▶ **SET TASK**
Write the material out again, line by line, exactly as it is.

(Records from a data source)
========================================
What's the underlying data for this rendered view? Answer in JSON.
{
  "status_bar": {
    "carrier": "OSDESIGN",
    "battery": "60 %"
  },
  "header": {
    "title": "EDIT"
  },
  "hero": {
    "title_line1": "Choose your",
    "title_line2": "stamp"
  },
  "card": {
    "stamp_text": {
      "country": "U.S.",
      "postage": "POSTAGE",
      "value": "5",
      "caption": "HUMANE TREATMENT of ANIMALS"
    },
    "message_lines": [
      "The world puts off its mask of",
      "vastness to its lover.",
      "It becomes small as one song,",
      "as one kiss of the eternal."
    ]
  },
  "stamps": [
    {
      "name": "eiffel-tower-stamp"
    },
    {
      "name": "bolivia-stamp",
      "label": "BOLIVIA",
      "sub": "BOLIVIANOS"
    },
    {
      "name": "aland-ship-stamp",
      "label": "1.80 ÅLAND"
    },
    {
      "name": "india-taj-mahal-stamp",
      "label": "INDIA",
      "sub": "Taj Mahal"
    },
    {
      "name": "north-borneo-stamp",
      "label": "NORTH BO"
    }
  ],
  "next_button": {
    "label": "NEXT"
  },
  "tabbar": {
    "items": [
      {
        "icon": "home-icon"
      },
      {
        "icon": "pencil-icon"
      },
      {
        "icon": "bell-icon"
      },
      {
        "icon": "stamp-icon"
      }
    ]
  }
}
========================================
▶ **PROBLEM SOLUTION**
What's the underlying data for this rendered view? Answer in JSON.
{
  "status_bar": {
    "carrier": "OSDESIGN",
    "battery": "60 %"
  },
  "header": {
    "title": "EDIT"
  },
  "hero": {
    "title_line1": "Choose your",
    "title_line2": "stamp"
  },
  "card": {
    "stamp_text": {
      "country": "U.S.",
      "postage": "POSTAGE",
      "value": "5",
      "caption": "HUMANE TREATMENT of ANIMALS"
    },
    "message_lines": [
      "The world puts off its mask of",
      "vastness to its lover.",
      "It becomes small as one song,",
      "as one kiss of the eternal."
    ]
  },
  "stamps": [
    {
      "name": "eiffel-tower-stamp"
    },
    {
      "name": "bolivia-stamp",
      "label": "BOLIVIA",
      "sub": "BOLIVIANOS"
    },
    {
      "name": "aland-ship-stamp",
      "label": "1.80 ÅLAND"
    },
    {
      "name": "india-taj-mahal-stamp",
      "label": "INDIA",
      "sub": "Taj Mahal"
    },
    {
      "name": "north-borneo-stamp",
      "label": "NORTH BO"
    }
  ],
  "next_button": {
    "label": "NEXT"
  },
  "tabbar": {
    "items": [
      {
        "icon": "home-icon"
      },
      {
        "icon": "pencil-icon"
      },
      {
        "icon": "bell-icon"
      },
      {
        "icon": "stamp-icon"
      }
    ]
  }
}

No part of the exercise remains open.